→ **Exercise requirements**: Copy the records below word for word, from the start of the records through the line containing "row-network-priority: Network Priority", both ends included.

────────

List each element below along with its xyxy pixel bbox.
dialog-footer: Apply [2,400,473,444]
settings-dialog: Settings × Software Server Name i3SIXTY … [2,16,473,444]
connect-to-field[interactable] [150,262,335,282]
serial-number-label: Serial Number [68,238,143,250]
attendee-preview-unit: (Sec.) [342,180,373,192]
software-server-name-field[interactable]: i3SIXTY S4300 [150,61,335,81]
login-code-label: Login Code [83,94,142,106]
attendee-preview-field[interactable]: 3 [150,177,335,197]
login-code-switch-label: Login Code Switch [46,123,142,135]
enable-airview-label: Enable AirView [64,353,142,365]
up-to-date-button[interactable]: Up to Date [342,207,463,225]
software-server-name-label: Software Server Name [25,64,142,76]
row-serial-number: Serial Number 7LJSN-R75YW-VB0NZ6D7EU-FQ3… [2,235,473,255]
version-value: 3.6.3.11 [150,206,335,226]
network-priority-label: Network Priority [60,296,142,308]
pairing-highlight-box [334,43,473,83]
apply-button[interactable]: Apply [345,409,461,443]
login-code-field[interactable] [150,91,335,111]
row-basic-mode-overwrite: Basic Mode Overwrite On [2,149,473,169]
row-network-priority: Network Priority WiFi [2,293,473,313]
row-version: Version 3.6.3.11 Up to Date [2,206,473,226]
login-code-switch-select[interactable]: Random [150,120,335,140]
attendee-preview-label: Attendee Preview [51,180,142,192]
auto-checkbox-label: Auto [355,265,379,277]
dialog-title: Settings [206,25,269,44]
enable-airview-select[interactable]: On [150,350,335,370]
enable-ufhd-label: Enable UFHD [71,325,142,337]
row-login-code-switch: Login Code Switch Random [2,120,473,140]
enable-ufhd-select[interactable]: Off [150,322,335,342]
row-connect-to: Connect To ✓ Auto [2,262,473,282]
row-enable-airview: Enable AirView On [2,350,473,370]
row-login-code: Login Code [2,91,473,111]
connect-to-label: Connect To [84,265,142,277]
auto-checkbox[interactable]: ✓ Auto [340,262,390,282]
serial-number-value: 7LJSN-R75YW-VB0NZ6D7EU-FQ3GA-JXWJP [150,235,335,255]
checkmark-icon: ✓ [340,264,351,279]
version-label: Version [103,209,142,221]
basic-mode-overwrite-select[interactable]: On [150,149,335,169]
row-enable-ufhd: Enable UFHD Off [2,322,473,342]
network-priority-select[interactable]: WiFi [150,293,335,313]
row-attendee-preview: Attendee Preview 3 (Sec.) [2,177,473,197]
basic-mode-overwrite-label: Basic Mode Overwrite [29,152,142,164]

────────

→ **Task output**:
List each element below along with its xyxy pixel bbox.
dialog-footer: Apply [2,400,473,444]
settings-dialog: Settings × Software Server Name i3SIXTY … [2,16,473,444]
connect-to-field[interactable] [150,262,335,282]
serial-number-label: Serial Number [68,238,143,250]
attendee-preview-unit: (Sec.) [342,180,373,192]
software-server-name-field[interactable]: i3SIXTY S4300 [150,61,335,81]
login-code-label: Login Code [83,94,142,106]
attendee-preview-field[interactable]: 3 [150,177,335,197]
login-code-switch-label: Login Code Switch [46,123,142,135]
enable-airview-label: Enable AirView [64,353,142,365]
up-to-date-button[interactable]: Up to Date [342,207,463,225]
software-server-name-label: Software Server Name [25,64,142,76]
row-serial-number: Serial Number 7LJSN-R75YW-VB0NZ6D7EU-FQ3… [2,235,473,255]
version-value: 3.6.3.11 [150,206,335,226]
network-priority-label: Network Priority [60,296,142,308]
pairing-highlight-box [334,43,473,83]
apply-button[interactable]: Apply [345,409,461,443]
login-code-field[interactable] [150,91,335,111]
row-basic-mode-overwrite: Basic Mode Overwrite On [2,149,473,169]
row-network-priority: Network Priority WiFi [2,293,473,313]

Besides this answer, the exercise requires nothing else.